=== EXERCICES ===
1 - Dressez la liste de toutes les personnes nommées dans le texte sur Minnelli.
2 - Poursuivez le texte sur Minnelli après sa dernière phrase.

Vincente Minnelli avec sa fille Liza sur le tournage de la comédie musicale Nina, titre français de A Matter of Time (1976). cinetext.de

Le Festival du film de Locarno consacre une vaste rétrospective à Minnelli, maître de la comédie musicale et du mélodrame. L’occasion de redécouvrir le réalisateur américain, doublement oscarisé au titre du meilleur film pour 'Un Américain à Paris' et 'Gigi'.

Après la touche magique d’Ernst Lubitsch, Olivier Père rend cette fois hommage à Vincente Minnelli, dont il présente l’œuvre complète à Locarno.

Elevé dans une famille de gens du spectacle au début du 20e siècle, Minnelli a débuté comme décorateur et directeur de comédie musicale à Broadway avant de percer à Hollywood à la faveur d’un contrat avec la fameuse maison de production MGM.

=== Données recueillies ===
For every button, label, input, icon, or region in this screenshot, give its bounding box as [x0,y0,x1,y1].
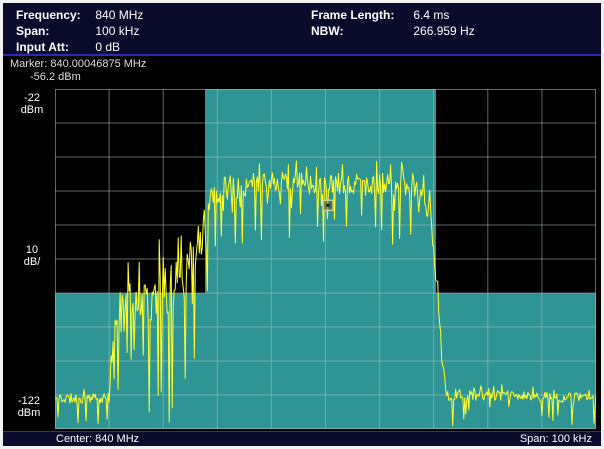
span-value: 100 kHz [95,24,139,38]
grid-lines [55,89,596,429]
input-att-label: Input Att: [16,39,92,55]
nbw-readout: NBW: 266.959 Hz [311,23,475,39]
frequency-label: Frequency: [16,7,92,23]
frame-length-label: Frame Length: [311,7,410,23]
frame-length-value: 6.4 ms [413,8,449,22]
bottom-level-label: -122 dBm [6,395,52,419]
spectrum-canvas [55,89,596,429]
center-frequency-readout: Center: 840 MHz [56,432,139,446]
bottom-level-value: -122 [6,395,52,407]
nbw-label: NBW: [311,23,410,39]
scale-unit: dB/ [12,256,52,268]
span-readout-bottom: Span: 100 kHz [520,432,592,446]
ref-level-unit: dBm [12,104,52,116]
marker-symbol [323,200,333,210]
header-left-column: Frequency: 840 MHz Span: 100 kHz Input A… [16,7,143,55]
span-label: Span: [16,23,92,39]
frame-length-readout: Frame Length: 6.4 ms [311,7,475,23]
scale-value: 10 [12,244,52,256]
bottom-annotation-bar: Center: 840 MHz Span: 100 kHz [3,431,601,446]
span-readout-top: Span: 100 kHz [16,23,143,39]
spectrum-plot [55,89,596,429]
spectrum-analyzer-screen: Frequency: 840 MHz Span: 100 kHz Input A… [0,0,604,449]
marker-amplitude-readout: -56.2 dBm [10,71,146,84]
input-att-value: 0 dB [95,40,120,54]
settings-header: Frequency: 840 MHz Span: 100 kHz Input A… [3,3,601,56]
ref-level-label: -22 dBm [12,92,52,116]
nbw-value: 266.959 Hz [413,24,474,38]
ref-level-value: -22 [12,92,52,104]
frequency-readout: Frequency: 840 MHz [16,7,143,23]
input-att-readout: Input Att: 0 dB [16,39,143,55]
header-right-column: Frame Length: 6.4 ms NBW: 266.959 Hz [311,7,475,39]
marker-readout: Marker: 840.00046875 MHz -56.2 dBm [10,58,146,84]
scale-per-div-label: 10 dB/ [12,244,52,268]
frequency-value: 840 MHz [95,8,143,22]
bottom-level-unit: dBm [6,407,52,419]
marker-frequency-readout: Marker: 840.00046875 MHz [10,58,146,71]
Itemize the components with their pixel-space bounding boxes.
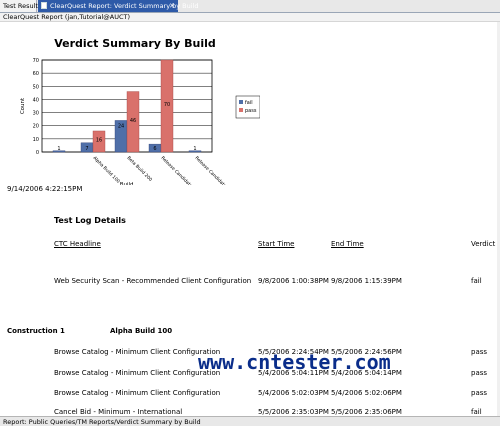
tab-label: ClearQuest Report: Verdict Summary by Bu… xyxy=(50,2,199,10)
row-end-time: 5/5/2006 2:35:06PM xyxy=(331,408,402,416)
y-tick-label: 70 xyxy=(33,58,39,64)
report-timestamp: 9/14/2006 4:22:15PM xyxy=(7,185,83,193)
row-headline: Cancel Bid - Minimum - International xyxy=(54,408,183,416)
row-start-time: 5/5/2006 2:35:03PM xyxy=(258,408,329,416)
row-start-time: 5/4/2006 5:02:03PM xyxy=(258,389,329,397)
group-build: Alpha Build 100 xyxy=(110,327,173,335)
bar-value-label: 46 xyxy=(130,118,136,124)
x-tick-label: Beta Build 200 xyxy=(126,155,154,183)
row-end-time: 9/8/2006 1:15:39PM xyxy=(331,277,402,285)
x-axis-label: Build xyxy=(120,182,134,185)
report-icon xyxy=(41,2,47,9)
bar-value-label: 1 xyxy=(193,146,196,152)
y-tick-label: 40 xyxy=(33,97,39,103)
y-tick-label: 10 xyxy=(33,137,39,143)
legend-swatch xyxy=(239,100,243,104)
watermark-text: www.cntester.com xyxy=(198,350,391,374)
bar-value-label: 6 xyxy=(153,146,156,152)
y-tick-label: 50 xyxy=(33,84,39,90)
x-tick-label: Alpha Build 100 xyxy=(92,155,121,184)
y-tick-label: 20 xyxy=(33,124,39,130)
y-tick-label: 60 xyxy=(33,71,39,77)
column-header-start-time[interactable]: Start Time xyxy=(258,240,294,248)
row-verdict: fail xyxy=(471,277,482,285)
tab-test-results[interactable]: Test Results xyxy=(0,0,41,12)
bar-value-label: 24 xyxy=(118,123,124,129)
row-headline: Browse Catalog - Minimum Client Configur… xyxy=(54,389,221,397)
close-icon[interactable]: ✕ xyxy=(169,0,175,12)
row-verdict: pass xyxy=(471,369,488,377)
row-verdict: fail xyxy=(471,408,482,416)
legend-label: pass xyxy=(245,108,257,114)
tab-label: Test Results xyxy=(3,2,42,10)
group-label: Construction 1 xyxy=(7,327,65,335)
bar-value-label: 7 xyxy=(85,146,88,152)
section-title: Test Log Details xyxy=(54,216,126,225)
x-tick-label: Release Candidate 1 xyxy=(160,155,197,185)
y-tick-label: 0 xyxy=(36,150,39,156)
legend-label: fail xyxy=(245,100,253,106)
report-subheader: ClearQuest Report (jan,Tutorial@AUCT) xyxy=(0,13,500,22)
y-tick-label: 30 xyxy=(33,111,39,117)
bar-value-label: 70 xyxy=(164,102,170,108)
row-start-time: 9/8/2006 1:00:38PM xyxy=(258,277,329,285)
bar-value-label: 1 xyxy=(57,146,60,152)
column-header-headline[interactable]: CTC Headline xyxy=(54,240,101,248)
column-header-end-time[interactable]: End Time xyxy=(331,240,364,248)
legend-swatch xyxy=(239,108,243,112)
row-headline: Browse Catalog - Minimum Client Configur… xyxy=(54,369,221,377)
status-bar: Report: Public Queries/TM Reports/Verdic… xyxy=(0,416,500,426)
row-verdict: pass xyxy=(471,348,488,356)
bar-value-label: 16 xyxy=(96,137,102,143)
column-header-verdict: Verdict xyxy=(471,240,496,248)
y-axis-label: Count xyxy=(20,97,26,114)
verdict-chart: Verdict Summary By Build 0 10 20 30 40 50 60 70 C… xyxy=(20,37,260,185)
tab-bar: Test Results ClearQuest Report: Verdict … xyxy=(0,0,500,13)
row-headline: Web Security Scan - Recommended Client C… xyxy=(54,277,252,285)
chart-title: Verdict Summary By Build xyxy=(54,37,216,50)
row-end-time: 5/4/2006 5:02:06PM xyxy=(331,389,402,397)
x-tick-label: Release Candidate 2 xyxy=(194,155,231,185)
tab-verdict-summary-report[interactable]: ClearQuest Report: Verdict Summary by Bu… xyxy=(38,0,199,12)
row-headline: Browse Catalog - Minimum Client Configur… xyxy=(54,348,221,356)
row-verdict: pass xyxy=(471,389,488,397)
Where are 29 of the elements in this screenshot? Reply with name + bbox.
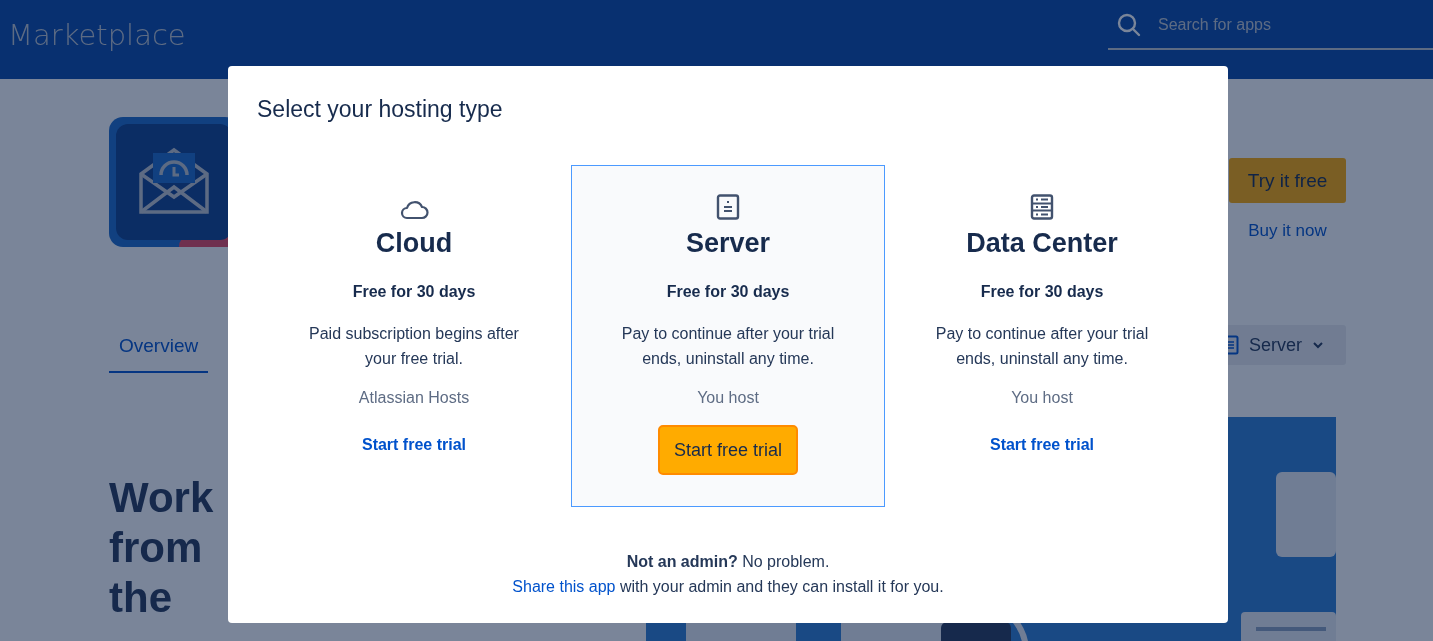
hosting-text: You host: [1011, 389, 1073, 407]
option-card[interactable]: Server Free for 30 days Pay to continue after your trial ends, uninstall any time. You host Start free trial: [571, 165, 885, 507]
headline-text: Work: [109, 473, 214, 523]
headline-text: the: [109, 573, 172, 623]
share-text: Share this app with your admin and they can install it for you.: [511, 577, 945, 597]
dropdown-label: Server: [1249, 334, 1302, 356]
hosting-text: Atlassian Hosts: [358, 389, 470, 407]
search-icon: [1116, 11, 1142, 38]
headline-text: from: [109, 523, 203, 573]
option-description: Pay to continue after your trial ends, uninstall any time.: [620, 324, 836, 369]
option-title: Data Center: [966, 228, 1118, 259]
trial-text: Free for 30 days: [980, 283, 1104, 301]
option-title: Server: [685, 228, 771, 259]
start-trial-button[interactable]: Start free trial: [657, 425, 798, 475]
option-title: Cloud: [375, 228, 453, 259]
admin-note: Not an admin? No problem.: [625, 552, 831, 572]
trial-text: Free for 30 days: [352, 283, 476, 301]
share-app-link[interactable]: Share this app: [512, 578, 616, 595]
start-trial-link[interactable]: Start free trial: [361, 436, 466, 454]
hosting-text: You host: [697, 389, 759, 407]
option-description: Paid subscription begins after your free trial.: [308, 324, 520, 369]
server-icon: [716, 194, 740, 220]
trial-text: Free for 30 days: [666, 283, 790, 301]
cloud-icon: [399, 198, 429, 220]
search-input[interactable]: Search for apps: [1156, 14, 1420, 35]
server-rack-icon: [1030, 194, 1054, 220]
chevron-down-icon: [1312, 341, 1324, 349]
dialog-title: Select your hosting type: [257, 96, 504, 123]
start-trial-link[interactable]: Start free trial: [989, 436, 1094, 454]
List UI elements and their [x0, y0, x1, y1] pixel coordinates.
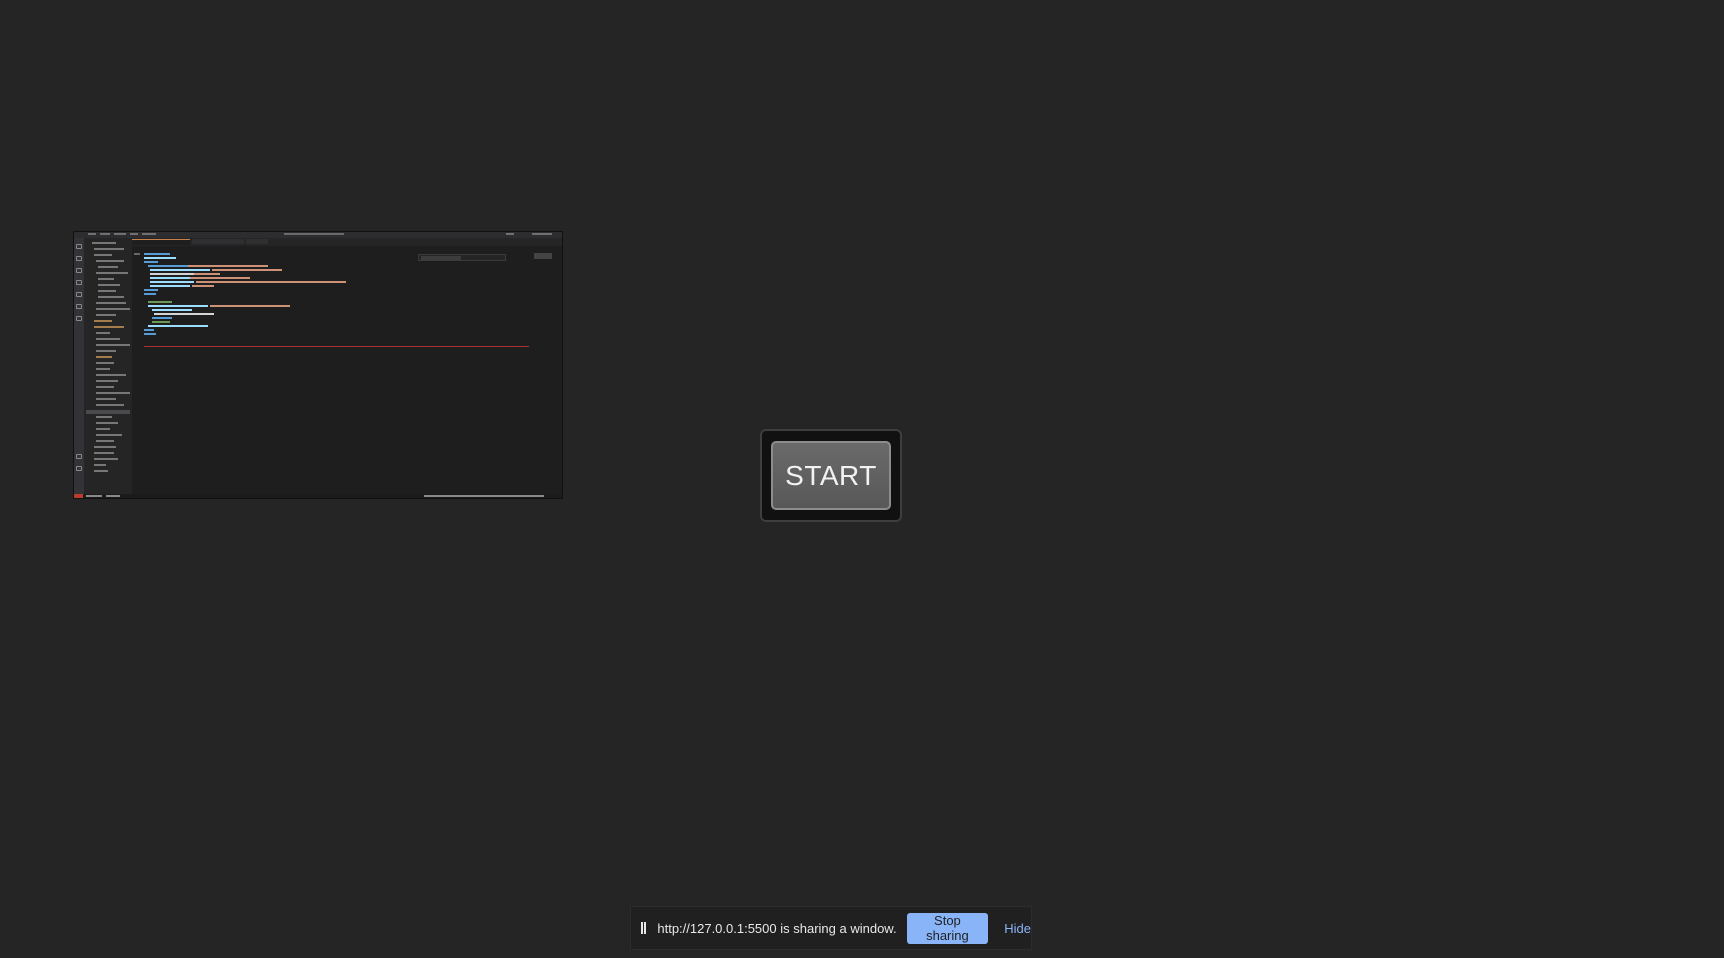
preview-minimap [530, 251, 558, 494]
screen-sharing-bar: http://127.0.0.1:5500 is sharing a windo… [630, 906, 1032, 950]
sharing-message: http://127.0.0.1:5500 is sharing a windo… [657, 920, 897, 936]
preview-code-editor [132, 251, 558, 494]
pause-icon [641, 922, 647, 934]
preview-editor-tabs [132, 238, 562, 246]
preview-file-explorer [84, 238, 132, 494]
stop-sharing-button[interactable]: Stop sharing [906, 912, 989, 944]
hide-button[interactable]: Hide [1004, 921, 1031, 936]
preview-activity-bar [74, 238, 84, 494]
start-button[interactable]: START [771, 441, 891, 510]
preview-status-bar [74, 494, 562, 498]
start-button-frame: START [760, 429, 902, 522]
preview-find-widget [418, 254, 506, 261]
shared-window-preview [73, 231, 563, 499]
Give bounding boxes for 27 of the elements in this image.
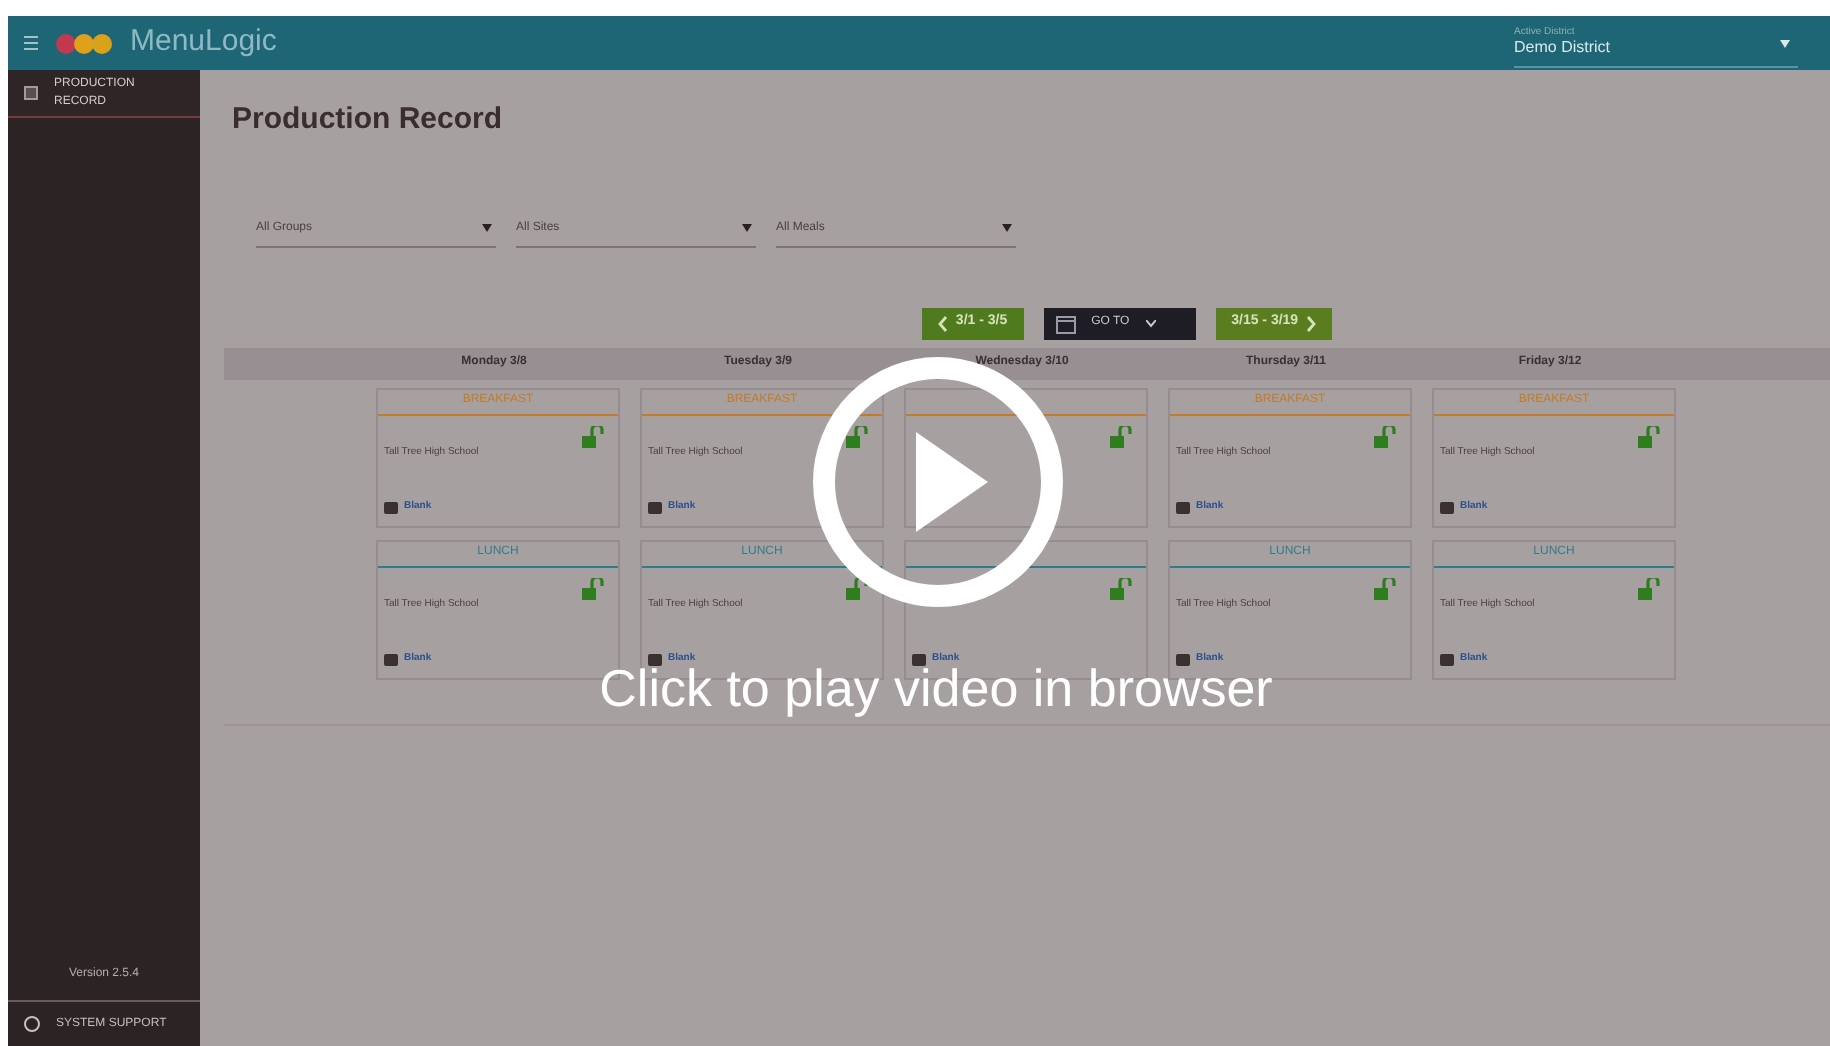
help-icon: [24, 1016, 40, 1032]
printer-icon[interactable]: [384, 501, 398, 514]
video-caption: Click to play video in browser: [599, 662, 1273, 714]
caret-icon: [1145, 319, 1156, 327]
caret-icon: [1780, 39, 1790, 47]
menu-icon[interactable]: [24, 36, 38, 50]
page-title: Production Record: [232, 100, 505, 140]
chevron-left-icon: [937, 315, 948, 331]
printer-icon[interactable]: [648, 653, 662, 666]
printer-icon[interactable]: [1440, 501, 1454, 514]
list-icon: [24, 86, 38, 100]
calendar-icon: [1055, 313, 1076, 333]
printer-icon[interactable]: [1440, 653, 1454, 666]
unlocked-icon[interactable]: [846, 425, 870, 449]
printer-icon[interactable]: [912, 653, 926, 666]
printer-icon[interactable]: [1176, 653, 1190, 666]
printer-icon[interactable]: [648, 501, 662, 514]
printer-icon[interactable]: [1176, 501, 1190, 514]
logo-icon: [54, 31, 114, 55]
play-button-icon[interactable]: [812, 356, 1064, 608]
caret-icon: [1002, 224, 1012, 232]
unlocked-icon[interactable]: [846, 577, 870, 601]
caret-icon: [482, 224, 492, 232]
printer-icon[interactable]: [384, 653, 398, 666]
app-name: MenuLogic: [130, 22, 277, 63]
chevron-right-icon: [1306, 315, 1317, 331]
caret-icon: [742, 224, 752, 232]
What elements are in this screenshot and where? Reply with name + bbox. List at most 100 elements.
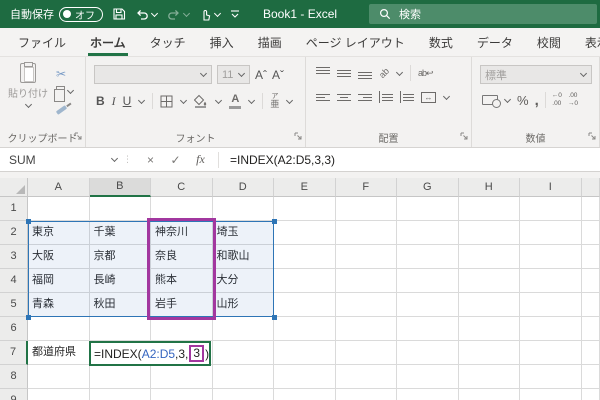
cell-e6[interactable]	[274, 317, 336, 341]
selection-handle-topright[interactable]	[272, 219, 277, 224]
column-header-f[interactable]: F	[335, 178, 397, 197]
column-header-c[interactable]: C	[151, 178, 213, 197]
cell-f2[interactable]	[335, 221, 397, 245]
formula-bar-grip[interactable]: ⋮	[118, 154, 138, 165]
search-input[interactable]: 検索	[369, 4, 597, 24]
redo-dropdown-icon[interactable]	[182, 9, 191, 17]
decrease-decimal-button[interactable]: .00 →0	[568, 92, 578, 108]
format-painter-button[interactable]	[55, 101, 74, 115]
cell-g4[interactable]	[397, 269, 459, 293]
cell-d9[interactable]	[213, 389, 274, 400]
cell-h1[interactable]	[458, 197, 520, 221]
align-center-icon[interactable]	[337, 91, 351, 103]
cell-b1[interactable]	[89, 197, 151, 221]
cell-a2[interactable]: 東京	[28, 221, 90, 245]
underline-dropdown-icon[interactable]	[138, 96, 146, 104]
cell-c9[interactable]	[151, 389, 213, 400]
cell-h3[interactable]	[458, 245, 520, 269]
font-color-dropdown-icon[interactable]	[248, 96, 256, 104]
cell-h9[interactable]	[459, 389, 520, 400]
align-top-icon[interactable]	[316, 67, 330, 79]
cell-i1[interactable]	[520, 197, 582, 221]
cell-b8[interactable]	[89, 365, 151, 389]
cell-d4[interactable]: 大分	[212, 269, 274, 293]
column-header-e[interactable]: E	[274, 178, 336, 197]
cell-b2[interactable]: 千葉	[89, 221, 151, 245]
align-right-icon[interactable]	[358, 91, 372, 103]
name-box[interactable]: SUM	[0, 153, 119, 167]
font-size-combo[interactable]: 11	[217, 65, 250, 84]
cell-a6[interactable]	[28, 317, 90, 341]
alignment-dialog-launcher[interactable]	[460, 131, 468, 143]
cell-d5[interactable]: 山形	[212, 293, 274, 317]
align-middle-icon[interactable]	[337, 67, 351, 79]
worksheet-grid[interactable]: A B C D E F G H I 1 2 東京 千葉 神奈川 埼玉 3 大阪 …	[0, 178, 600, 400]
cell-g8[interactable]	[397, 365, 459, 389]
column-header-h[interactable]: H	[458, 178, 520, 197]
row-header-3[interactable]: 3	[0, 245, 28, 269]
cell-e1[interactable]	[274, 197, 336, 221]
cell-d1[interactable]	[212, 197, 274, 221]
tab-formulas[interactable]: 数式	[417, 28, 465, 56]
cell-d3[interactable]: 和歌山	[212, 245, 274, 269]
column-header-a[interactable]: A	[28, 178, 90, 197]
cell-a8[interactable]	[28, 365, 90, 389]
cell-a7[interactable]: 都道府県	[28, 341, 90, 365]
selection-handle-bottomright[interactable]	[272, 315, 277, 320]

=== RÉPONSES ===
1 -
- Vincente Minnelli
- Liza
- Ernst Lubitsch
- Olivier Père

2 -
Son nom est souvent associé à des comédies musicales comme Un Américain à Paris ou Tous en scène, dans lequel Fred Astaire et Cyd Charisse se rejoignent dans une danse sublime, en un jeu de pas et de regards sur l’air de Dancing in the Dark.

Mais Minnelli a laissé sa marque dans l’histoire du cinéma aussi – peut-être surtout – pour la force de ses mélodrames, de Comme un torrent à Lame de fond. «Vincente Minnelli est parvenu à traiter le cinéma comme un art total», juge Carlo Chatrian, responsable des rétrospectives.

«Il a réussi à créer l’uniformité entre les parties chantées et récitées, à insérer, sans trop créer de fractures, le corps musical et la danse dans la trame narrative et la structure conceptuelle du film.»

Ses films sont aujourd’hui considérés comme des classiques hollywoodiens, mais ils restent tout à fait contemporains. «Les mélodrames tournent autour de thématiques universelles comme la famille ou d’archétypes comme le conflit père-fils, le rapport individu-collectivité ou la recherche de l’identité sexuelle», poursuit Chatrian.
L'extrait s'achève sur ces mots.